→ **RECORDS SHOWN**
-- Begin --

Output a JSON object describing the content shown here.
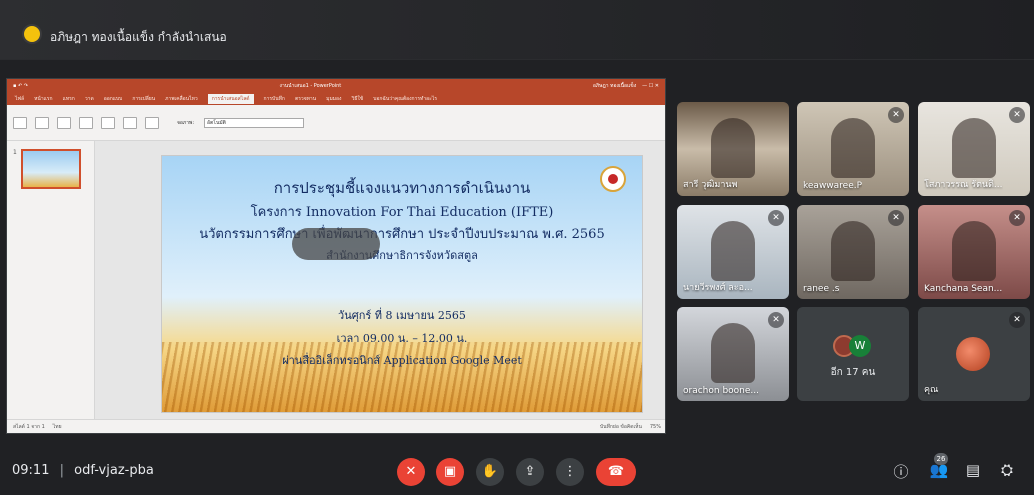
{
  "banner": {
    "presenter_text": "อภิษฎา ทองเนื้อแข็ง กำลังนำเสนอ"
  },
  "powerpoint": {
    "title": "งานนำเสนอ1 - PowerPoint",
    "user": "อภิษฎา ทองเนื้อแข็ง",
    "tabs": [
      "ไฟล์",
      "หน้าแรก",
      "แทรก",
      "วาด",
      "ออกแบบ",
      "การเปลี่ยน",
      "ภาพเคลื่อนไหว",
      "การนำเสนอสไลด์",
      "การบันทึก",
      "ตรวจทาน",
      "มุมมอง",
      "วิธีใช้",
      "บอกฉันว่าคุณต้องการทำอะไร"
    ],
    "ribbon_select_label": "จอภาพ:",
    "ribbon_select_value": "อัตโนมัติ",
    "thumbnail_number": "1",
    "status_left": "สไลด์ 1 จาก 1",
    "status_lang": "ไทย",
    "status_right": "บันทึกย่อ  ข้อคิดเห็น",
    "zoom": "75%"
  },
  "slide": {
    "line1": "การประชุมชี้แจงแนวทางการดำเนินงาน",
    "line2": "โครงการ Innovation For Thai Education (IFTE)",
    "line3": "นวัตกรรมการศึกษา เพื่อพัฒนาการศึกษา ประจำปีงบประมาณ พ.ศ. 2565",
    "line4": "สำนักงานศึกษาธิการจังหวัดสตูล",
    "line5": "วันศุกร์ ที่ 8 เมษายน 2565",
    "line6": "เวลา 09.00 น. – 12.00 น.",
    "line7": "ผ่านสื่ออิเล็กทรอนิกส์ Application Google Meet"
  },
  "participants": [
    {
      "name": "สารี วุฒิมานพ",
      "muted": false
    },
    {
      "name": "keawwaree.P",
      "muted": true
    },
    {
      "name": "โสภาวรรณ รัตนดิ...",
      "muted": true
    },
    {
      "name": "นายวีรพงศ์ ละอ...",
      "muted": true
    },
    {
      "name": "ranee .s",
      "muted": true
    },
    {
      "name": "Kanchana Sean...",
      "muted": true
    },
    {
      "name": "orachon boone...",
      "muted": true
    },
    {
      "name": "อีก 17 คน",
      "muted": false,
      "avatar_letter": "W"
    },
    {
      "name": "คุณ",
      "muted": true
    }
  ],
  "bottom_bar": {
    "time": "09:11",
    "separator": "|",
    "meeting_code": "odf-vjaz-pba",
    "people_count": "26"
  },
  "icons": {
    "mic_off": "mic-off-icon",
    "cam_off": "camera-off-icon",
    "hand": "raise-hand-icon",
    "present": "present-icon",
    "more": "more-icon",
    "hangup": "hangup-icon",
    "info": "info-icon",
    "people": "people-icon",
    "chat": "chat-icon",
    "activities": "activities-icon"
  },
  "colors": {
    "accent_red": "#ea4335",
    "ppt_red": "#b7472a",
    "bg": "#202124"
  }
}
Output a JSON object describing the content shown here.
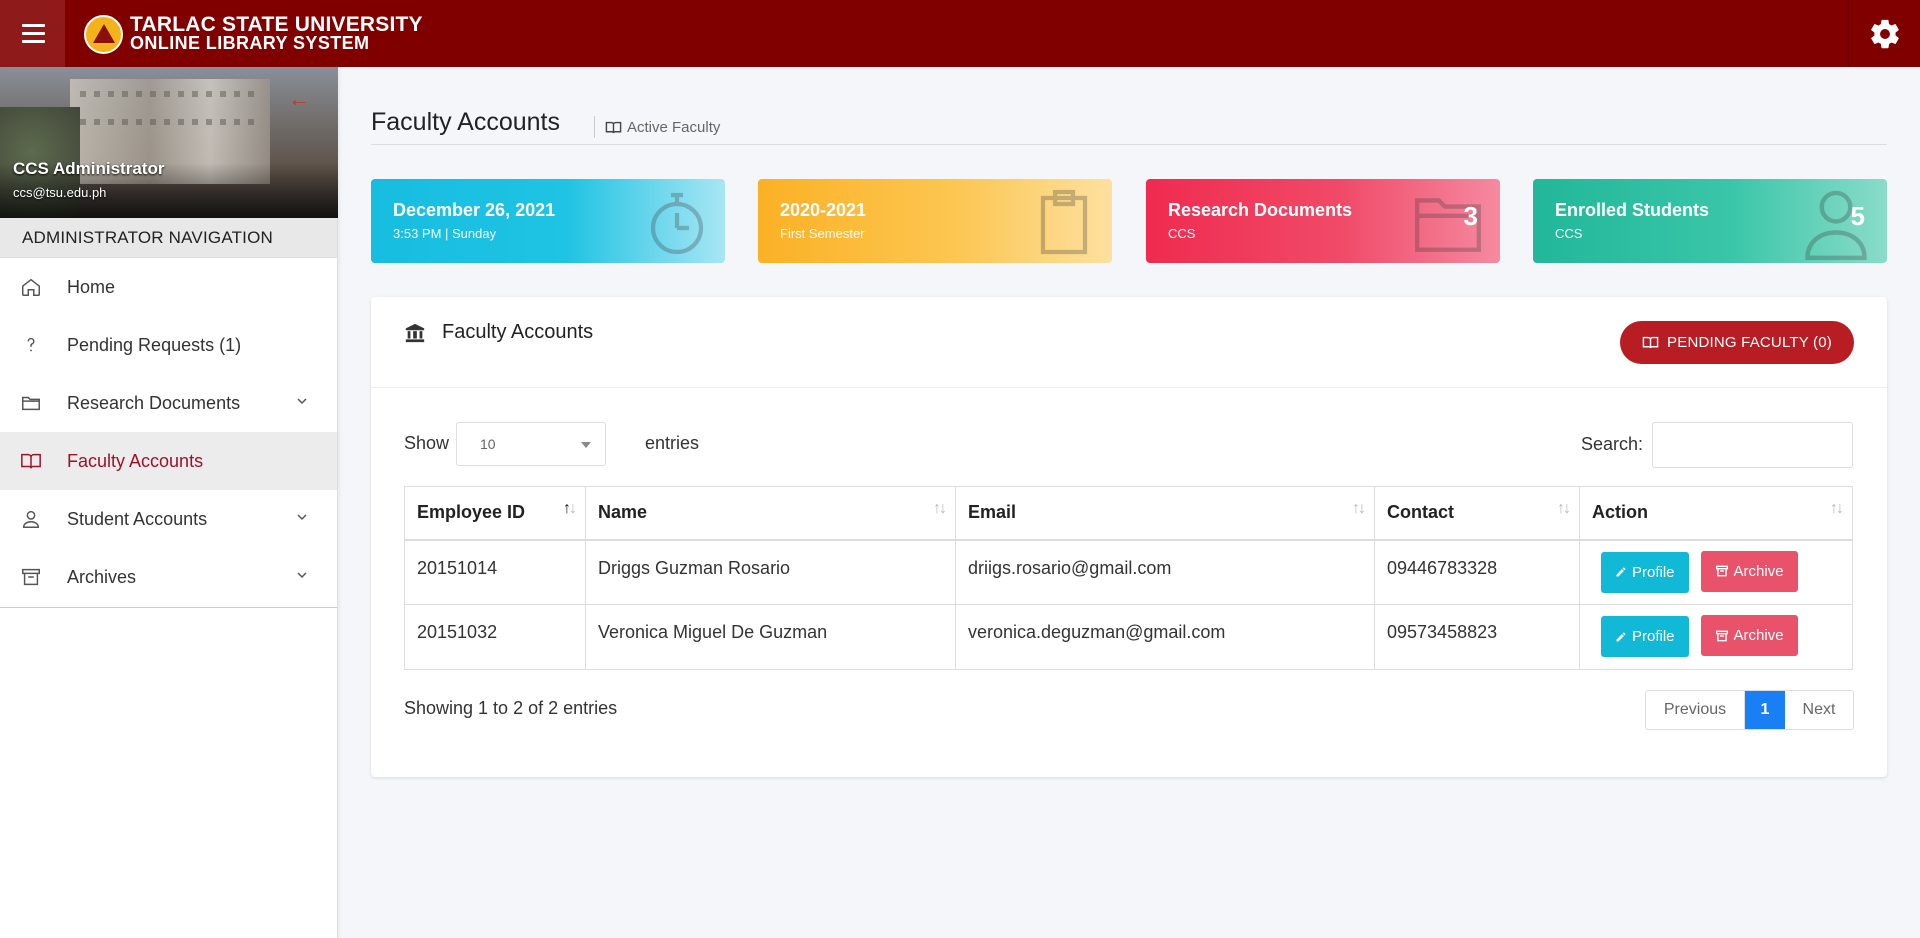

-- End --

→ **TASK REQUIREMENTS**
Pictures stay out; repeat all the rest of the records exactly.

→ **EXERCISE RESULT**
Output a JSON object describing the content shown here.
{
  "banner": {
    "presenter_text": "อภิษฎา ทองเนื้อแข็ง กำลังนำเสนอ"
  },
  "powerpoint": {
    "title": "งานนำเสนอ1 - PowerPoint",
    "user": "อภิษฎา ทองเนื้อแข็ง",
    "tabs": [
      "ไฟล์",
      "หน้าแรก",
      "แทรก",
      "วาด",
      "ออกแบบ",
      "การเปลี่ยน",
      "ภาพเคลื่อนไหว",
      "การนำเสนอสไลด์",
      "การบันทึก",
      "ตรวจทาน",
      "มุมมอง",
      "วิธีใช้",
      "บอกฉันว่าคุณต้องการทำอะไร"
    ],
    "ribbon_select_label": "จอภาพ:",
    "ribbon_select_value": "อัตโนมัติ",
    "thumbnail_number": "1",
    "status_left": "สไลด์ 1 จาก 1",
    "status_lang": "ไทย",
    "status_right": "บันทึกย่อ  ข้อคิดเห็น",
    "zoom": "75%"
  },
  "slide": {
    "line1": "การประชุมชี้แจงแนวทางการดำเนินงาน",
    "line2": "โครงการ Innovation For Thai Education (IFTE)",
    "line3": "นวัตกรรมการศึกษา เพื่อพัฒนาการศึกษา ประจำปีงบประมาณ พ.ศ. 2565",
    "line4": "สำนักงานศึกษาธิการจังหวัดสตูล",
    "line5": "วันศุกร์ ที่ 8 เมษายน 2565",
    "line6": "เวลา 09.00 น. – 12.00 น.",
    "line7": "ผ่านสื่ออิเล็กทรอนิกส์ Application Google Meet"
  },
  "participants": [
    {
      "name": "สารี วุฒิมานพ",
      "muted": false
    },
    {
      "name": "keawwaree.P",
      "muted": true
    },
    {
      "name": "โสภาวรรณ รัตนดิ...",
      "muted": true
    },
    {
      "name": "นายวีรพงศ์ ละอ...",
      "muted": true
    },
    {
      "name": "ranee .s",
      "muted": true
    },
    {
      "name": "Kanchana Sean...",
      "muted": true
    },
    {
      "name": "orachon boone...",
      "muted": true
    },
    {
      "name": "อีก 17 คน",
      "muted": false,
      "avatar_letter": "W"
    },
    {
      "name": "คุณ",
      "muted": true
    }
  ],
  "bottom_bar": {
    "time": "09:11",
    "separator": "|",
    "meeting_code": "odf-vjaz-pba",
    "people_count": "26"
  },
  "icons": {
    "mic_off": "mic-off-icon",
    "cam_off": "camera-off-icon",
    "hand": "raise-hand-icon",
    "present": "present-icon",
    "more": "more-icon",
    "hangup": "hangup-icon",
    "info": "info-icon",
    "people": "people-icon",
    "chat": "chat-icon",
    "activities": "activities-icon"
  },
  "colors": {
    "accent_red": "#ea4335",
    "ppt_red": "#b7472a",
    "bg": "#202124"
  }
}
Output a JSON object describing the content shown here.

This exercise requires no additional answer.